[PROBLEM]
In the data below, find every line that has the string "name", and copy it.

[GIVEN ENTRIES]
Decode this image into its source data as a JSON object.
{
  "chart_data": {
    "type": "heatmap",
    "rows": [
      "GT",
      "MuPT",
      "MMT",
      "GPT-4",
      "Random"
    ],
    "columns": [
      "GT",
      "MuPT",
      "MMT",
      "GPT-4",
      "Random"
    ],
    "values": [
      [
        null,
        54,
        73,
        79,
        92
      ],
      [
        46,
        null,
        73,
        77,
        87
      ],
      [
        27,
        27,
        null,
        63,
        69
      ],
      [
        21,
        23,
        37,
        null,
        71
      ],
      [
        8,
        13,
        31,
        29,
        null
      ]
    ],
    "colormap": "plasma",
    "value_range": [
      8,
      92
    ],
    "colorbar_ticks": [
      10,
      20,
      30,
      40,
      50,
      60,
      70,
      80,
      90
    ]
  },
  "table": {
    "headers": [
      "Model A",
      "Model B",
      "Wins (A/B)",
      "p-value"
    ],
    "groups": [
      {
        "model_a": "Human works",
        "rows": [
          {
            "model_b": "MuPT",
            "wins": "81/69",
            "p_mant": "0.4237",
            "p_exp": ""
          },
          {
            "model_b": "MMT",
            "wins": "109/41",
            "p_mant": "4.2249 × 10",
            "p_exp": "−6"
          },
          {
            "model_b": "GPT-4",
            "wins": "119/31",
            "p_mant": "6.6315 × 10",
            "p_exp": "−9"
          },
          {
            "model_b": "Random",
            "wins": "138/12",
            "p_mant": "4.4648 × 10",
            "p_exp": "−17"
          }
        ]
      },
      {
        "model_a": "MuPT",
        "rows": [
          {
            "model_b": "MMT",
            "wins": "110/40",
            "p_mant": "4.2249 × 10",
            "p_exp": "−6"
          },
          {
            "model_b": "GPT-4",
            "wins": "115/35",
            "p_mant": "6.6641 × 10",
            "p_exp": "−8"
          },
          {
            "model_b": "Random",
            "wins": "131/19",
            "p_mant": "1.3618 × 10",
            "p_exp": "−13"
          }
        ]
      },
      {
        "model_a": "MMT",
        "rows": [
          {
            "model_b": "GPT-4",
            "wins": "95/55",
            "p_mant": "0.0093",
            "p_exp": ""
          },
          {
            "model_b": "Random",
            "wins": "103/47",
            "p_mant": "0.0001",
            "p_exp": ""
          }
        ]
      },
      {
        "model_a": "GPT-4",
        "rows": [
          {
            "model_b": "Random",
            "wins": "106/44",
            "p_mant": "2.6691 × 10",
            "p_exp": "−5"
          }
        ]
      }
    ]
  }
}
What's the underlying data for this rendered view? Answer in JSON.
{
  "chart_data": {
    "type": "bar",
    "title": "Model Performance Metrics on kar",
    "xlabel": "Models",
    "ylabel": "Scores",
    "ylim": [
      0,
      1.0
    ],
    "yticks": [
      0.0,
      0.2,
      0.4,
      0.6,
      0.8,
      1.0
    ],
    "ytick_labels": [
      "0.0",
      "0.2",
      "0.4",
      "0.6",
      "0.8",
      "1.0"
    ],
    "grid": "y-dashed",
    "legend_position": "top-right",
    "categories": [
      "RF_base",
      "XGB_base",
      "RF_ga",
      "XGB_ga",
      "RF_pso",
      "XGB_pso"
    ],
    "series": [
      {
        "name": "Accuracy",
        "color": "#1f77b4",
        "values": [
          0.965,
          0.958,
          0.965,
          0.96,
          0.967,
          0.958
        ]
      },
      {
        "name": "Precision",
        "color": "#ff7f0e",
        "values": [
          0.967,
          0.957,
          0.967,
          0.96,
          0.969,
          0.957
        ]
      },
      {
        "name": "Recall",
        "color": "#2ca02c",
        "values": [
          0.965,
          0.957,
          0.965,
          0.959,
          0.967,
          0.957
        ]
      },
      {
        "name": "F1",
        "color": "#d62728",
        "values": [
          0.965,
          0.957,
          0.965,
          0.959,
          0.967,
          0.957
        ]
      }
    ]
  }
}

--

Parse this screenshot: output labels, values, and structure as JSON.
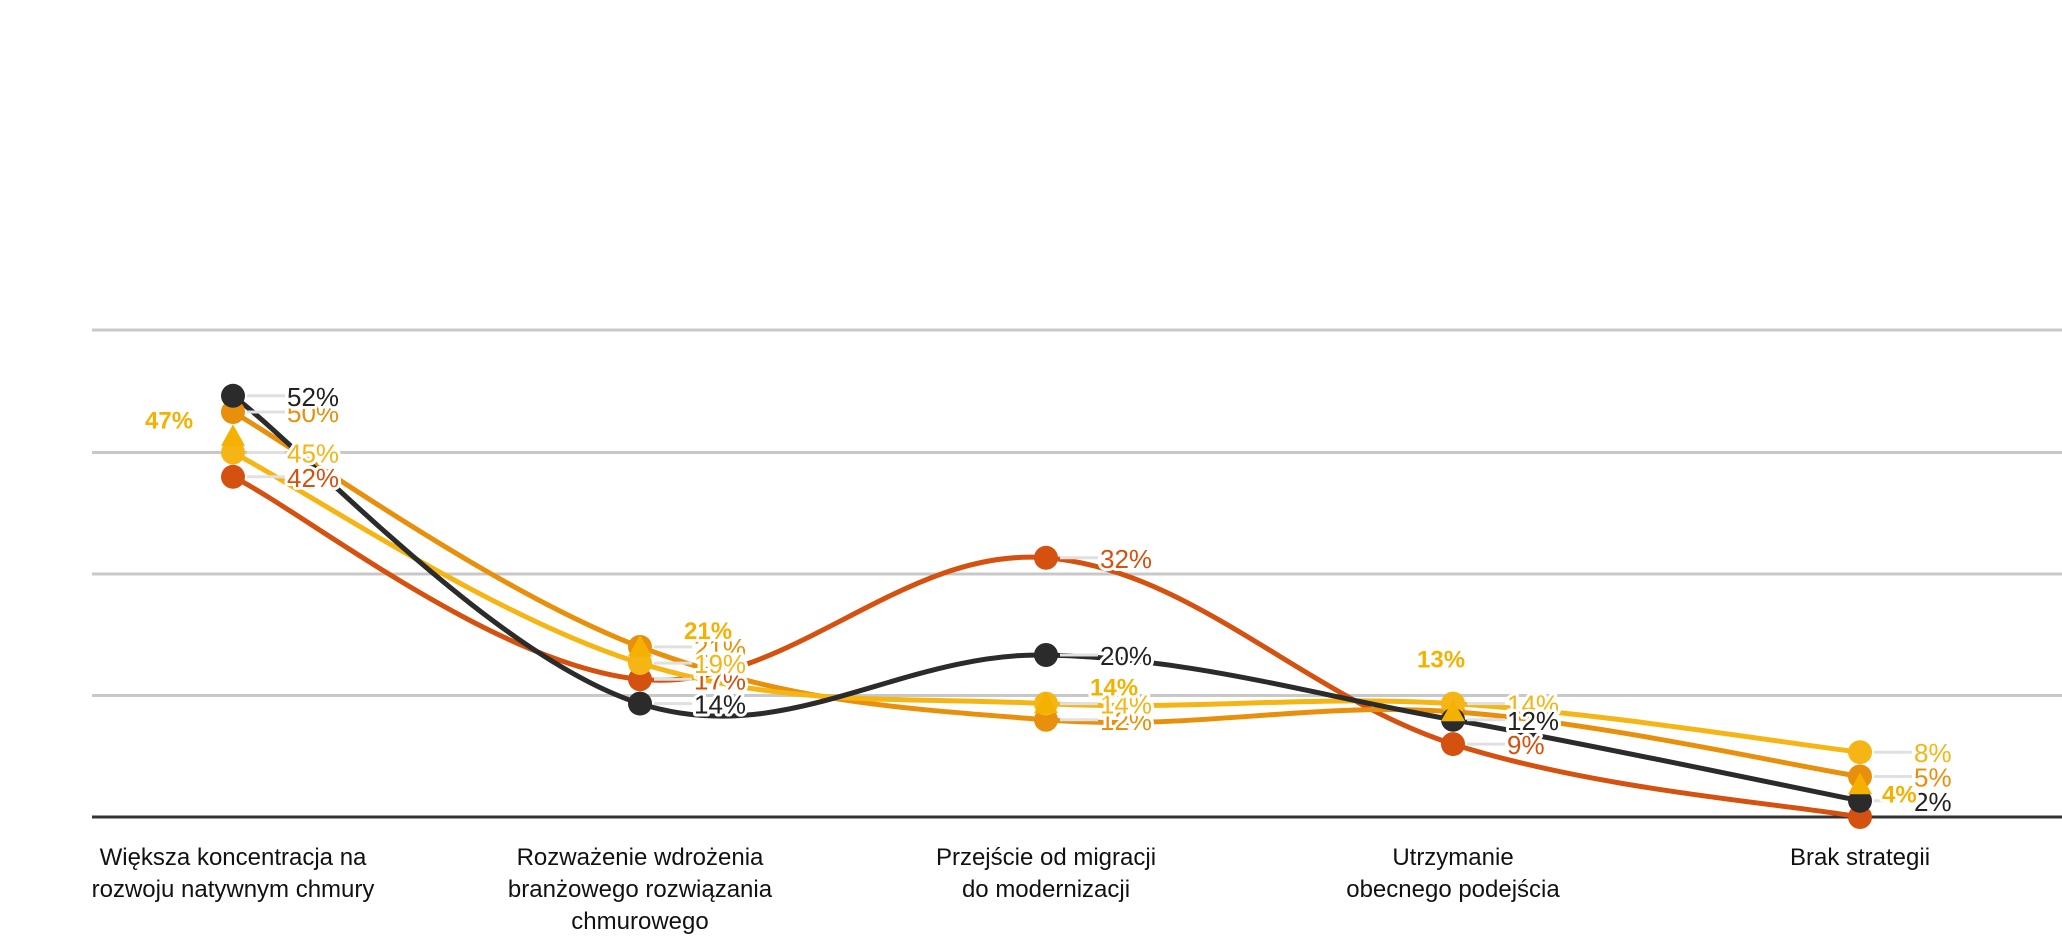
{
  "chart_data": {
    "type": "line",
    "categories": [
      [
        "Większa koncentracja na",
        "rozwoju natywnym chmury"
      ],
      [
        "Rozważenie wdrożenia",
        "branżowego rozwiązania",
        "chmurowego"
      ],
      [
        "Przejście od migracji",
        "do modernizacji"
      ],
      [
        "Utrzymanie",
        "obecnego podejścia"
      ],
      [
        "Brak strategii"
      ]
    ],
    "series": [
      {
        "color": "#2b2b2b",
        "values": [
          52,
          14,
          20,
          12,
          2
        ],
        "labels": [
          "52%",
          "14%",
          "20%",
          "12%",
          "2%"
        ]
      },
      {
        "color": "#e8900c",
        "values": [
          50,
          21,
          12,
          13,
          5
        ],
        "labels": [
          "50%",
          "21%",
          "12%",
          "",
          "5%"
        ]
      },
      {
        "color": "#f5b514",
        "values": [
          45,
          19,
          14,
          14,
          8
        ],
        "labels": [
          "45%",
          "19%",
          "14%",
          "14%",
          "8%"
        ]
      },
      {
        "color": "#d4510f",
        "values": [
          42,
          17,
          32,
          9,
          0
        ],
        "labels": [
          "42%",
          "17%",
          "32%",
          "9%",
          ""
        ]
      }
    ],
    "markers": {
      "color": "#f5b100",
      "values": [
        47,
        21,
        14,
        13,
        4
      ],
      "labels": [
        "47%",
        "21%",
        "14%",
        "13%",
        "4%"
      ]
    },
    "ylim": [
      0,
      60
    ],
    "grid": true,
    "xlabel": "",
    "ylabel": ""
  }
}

[ANSWER TO THIS PROBLEM]
        "name": "Accuracy",
        "name": "Precision",
        "name": "Recall",
        "name": "F1",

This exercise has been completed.